§ **Record extracts**

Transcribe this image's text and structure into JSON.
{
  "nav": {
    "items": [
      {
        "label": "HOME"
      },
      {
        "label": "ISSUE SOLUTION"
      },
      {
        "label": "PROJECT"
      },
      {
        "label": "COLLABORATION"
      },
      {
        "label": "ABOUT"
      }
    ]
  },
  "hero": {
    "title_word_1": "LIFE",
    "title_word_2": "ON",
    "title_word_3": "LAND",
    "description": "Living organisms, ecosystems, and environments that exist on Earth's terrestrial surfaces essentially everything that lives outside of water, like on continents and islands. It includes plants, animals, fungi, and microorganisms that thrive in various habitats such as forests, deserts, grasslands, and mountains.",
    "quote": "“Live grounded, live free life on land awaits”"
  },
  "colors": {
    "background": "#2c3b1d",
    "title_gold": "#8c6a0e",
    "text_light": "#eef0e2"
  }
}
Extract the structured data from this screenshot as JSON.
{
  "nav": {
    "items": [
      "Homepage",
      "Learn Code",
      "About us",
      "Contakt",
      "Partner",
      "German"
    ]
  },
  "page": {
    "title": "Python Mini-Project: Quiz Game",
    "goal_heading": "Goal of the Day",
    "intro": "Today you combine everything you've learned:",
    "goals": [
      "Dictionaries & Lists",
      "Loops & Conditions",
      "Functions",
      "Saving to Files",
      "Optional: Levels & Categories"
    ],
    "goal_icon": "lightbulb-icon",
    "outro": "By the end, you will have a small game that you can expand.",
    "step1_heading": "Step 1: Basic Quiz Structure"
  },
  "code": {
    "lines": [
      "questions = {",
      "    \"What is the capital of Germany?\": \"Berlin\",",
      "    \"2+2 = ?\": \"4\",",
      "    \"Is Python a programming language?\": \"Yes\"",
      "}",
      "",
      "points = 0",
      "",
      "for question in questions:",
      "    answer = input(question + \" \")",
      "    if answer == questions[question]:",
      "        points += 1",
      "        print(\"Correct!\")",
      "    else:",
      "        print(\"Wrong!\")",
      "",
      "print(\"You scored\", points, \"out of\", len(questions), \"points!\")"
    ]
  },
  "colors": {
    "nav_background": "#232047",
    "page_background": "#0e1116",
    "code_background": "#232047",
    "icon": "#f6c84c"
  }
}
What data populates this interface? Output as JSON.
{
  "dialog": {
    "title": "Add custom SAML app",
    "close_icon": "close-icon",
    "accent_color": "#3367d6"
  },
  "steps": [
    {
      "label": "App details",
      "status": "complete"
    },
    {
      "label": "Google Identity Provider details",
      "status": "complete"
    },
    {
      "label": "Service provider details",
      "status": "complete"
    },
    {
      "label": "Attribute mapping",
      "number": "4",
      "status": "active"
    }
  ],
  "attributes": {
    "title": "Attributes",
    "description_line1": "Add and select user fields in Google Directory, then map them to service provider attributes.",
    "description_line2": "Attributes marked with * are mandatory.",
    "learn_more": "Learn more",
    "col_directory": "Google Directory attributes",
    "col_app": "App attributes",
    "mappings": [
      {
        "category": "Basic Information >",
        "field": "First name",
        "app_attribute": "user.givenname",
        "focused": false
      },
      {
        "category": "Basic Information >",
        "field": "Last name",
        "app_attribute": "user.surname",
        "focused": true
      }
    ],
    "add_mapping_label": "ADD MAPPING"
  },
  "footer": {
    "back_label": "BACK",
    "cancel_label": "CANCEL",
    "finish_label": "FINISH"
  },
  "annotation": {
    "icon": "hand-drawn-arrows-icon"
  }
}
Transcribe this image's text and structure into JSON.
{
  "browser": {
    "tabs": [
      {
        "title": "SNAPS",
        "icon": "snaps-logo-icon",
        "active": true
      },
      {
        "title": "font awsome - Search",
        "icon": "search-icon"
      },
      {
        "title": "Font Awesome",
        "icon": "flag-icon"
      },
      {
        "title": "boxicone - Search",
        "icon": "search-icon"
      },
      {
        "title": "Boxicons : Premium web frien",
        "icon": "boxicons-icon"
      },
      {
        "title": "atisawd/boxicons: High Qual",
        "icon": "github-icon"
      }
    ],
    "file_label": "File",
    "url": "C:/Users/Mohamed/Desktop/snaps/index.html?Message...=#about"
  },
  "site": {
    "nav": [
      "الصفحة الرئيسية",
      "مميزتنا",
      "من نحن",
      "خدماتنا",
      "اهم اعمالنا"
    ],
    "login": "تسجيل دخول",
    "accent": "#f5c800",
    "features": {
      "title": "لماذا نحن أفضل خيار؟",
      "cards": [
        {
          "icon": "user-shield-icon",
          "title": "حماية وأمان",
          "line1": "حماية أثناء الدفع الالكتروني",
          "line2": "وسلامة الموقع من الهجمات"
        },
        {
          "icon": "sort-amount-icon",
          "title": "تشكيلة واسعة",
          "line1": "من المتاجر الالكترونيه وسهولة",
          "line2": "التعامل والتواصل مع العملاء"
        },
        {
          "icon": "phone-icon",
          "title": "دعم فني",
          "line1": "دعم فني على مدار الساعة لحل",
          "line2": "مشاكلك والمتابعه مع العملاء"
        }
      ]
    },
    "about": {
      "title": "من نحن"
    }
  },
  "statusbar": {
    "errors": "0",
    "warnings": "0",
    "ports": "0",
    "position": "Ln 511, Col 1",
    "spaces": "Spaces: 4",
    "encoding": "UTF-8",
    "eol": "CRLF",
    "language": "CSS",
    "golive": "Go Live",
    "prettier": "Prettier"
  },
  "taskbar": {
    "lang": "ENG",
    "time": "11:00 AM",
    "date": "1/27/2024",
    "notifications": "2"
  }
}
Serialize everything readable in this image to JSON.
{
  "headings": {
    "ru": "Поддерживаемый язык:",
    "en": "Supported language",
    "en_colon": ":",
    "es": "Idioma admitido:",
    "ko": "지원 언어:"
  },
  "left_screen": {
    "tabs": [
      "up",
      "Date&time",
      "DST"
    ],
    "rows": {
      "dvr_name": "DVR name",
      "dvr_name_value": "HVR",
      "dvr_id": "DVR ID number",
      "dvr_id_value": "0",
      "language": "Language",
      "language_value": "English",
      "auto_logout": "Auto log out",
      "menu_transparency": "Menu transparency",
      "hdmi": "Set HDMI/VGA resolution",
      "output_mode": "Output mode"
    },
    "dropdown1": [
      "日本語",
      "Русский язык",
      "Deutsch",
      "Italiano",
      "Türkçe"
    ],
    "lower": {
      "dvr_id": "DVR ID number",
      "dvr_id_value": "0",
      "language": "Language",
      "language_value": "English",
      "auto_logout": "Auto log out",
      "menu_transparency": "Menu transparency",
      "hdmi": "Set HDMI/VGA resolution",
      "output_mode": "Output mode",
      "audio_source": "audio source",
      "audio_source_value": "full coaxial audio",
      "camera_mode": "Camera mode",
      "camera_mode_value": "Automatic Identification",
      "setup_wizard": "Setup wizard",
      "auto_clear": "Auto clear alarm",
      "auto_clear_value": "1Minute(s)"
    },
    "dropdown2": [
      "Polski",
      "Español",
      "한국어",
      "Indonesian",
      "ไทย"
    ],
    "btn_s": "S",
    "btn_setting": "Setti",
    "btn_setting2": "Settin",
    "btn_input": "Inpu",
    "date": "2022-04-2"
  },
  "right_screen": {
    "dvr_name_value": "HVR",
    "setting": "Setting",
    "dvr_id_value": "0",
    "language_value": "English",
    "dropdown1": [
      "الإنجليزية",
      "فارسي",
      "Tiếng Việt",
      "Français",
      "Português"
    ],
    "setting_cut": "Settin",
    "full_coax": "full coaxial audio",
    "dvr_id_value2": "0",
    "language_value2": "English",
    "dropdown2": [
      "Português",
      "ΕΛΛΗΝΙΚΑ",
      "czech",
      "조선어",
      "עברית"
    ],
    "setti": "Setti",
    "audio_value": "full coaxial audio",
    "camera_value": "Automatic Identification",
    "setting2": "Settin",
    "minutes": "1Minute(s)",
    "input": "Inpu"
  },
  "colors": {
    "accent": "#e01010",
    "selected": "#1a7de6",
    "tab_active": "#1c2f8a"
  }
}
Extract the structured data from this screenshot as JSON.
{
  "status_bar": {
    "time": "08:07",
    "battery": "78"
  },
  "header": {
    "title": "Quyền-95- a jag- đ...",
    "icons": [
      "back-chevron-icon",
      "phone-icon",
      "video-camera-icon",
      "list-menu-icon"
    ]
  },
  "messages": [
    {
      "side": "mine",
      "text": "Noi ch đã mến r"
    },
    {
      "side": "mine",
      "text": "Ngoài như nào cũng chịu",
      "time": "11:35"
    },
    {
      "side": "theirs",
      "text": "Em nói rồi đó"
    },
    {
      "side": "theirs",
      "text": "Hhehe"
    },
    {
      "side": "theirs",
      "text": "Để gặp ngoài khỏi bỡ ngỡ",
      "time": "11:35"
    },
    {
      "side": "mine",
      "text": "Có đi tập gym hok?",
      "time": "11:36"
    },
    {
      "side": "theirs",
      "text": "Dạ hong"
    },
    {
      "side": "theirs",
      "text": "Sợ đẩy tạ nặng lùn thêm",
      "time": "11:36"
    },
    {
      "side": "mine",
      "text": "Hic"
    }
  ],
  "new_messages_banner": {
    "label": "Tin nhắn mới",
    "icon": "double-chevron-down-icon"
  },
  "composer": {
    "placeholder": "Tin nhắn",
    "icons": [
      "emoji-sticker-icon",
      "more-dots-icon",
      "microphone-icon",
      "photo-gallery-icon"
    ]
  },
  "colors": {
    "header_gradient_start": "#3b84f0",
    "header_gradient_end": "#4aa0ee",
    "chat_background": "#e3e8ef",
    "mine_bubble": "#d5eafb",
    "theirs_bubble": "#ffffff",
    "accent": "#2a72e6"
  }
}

§ **Work instructions**
Find the lines containing "full" and pull them out.

§ **Answer for the task**
      "audio_source_value": "full coaxial audio",
    "full_coax": "full coaxial audio",
    "audio_value": "full coaxial audio",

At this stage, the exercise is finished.